## begin RECORDS SUPPLIED
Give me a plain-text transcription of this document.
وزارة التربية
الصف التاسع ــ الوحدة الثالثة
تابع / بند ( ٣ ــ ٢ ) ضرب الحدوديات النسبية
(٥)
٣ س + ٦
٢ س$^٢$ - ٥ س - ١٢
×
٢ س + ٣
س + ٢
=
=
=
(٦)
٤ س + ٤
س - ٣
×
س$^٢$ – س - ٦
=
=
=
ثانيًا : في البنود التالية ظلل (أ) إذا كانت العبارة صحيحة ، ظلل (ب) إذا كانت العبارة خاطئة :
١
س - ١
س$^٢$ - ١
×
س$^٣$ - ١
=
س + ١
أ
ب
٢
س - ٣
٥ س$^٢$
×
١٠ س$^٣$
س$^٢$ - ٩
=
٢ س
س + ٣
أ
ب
## end RECORDS SUPPLIED
THE TASK: Write the whole listing out again. Keep every line exactly as it is.

ANSWER TO THE EXERCISE:
Give me a plain-text transcription of this document.
وزارة التربية
الصف التاسع ــ الوحدة الثالثة
تابع / بند ( ٣ ــ ٢ ) ضرب الحدوديات النسبية
(٥)
٣ س + ٦
٢ س$^٢$ - ٥ س - ١٢
×
٢ س + ٣
س + ٢
=
=
=
(٦)
٤ س + ٤
س - ٣
×
س$^٢$ – س - ٦
=
=
=
ثانيًا : في البنود التالية ظلل (أ) إذا كانت العبارة صحيحة ، ظلل (ب) إذا كانت العبارة خاطئة :
١
س - ١
س$^٢$ - ١
×
س$^٣$ - ١
=
س + ١
أ
ب
٢
س - ٣
٥ س$^٢$
×
١٠ س$^٣$
س$^٢$ - ٩
=
٢ س
س + ٣
أ
ب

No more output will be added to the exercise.